▶ Exercise materials:
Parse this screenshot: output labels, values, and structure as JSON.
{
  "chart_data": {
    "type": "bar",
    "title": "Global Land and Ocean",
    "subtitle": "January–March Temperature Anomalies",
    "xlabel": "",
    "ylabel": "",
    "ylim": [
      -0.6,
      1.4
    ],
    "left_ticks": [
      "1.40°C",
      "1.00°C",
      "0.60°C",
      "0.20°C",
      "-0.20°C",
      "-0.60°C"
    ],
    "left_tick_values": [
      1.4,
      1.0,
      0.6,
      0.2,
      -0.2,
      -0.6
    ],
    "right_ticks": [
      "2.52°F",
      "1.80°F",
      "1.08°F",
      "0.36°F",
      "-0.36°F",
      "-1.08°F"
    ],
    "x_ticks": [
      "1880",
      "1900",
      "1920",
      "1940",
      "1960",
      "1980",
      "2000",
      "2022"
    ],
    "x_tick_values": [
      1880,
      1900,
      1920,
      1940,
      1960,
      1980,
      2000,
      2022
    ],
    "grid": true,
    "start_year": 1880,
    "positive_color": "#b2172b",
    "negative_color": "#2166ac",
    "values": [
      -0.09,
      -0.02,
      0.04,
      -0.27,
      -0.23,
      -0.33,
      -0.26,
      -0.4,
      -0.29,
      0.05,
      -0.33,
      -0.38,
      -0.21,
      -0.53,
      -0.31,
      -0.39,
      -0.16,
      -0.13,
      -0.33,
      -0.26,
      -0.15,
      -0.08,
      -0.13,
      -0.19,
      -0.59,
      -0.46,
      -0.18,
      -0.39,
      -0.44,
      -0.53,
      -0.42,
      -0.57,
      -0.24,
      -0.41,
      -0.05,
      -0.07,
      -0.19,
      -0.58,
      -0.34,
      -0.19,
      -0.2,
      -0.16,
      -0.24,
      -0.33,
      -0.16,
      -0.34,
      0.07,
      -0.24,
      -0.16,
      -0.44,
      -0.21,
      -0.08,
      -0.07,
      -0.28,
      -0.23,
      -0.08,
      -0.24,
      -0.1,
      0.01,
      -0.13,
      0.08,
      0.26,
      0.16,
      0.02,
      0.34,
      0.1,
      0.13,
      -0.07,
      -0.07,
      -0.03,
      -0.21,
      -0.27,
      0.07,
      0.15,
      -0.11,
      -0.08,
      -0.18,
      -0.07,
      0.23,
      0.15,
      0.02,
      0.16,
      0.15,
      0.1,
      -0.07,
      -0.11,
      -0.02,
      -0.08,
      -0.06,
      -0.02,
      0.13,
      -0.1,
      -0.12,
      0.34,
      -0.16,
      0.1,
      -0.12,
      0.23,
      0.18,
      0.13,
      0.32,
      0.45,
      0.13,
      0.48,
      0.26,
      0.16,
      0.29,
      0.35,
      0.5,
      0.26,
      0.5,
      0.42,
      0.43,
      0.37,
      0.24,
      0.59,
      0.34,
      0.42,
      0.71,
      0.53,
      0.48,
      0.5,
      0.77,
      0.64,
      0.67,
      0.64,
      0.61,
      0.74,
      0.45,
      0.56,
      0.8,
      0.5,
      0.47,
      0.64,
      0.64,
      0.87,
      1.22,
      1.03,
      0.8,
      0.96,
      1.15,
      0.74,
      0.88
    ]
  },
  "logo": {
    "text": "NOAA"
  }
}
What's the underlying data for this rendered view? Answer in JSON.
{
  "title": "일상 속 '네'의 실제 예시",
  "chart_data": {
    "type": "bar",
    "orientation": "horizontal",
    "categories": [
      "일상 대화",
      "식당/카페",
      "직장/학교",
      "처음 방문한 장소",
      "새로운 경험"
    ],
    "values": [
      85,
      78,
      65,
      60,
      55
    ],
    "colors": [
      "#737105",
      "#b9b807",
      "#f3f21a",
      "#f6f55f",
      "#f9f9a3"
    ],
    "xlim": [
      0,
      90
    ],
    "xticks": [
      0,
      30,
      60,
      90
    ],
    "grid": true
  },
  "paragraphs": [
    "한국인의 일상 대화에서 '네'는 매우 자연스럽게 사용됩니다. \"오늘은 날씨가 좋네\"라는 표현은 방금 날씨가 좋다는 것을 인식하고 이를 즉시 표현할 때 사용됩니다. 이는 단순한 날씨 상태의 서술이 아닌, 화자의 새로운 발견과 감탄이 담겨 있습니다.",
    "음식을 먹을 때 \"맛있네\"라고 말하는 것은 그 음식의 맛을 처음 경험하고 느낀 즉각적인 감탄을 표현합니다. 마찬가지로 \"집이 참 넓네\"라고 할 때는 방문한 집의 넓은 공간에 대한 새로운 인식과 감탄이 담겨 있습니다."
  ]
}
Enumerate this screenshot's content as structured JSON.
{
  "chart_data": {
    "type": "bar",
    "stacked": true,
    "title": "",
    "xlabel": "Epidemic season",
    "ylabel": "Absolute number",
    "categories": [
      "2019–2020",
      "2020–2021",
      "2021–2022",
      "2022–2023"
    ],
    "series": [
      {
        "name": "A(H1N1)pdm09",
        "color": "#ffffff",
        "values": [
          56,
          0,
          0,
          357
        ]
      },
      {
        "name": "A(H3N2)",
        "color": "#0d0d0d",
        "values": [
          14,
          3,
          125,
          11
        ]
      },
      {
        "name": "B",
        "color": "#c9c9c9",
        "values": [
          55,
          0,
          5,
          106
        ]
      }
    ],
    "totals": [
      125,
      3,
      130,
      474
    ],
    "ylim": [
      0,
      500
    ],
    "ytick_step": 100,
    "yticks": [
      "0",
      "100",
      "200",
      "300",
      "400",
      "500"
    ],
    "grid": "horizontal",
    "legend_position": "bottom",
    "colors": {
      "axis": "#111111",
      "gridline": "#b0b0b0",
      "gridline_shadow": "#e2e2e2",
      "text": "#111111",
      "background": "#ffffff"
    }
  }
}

▶ What you will do:
Pull out each line holding the string "있습니다".

▶ Exercise answer:
    "한국인의 일상 대화에서 '네'는 매우 자연스럽게 사용됩니다. \"오늘은 날씨가 좋네\"라는 표현은 방금 날씨가 좋다는 것을 인식하고 이를 즉시 표현할 때 사용됩니다. 이는 단순한 날씨 상태의 서술이 아닌, 화자의 새로운 발견과 감탄이 담겨 있습니다.",
    "음식을 먹을 때 \"맛있네\"라고 말하는 것은 그 음식의 맛을 처음 경험하고 느낀 즉각적인 감탄을 표현합니다. 마찬가지로 \"집이 참 넓네\"라고 할 때는 방문한 집의 넓은 공간에 대한 새로운 인식과 감탄이 담겨 있습니다."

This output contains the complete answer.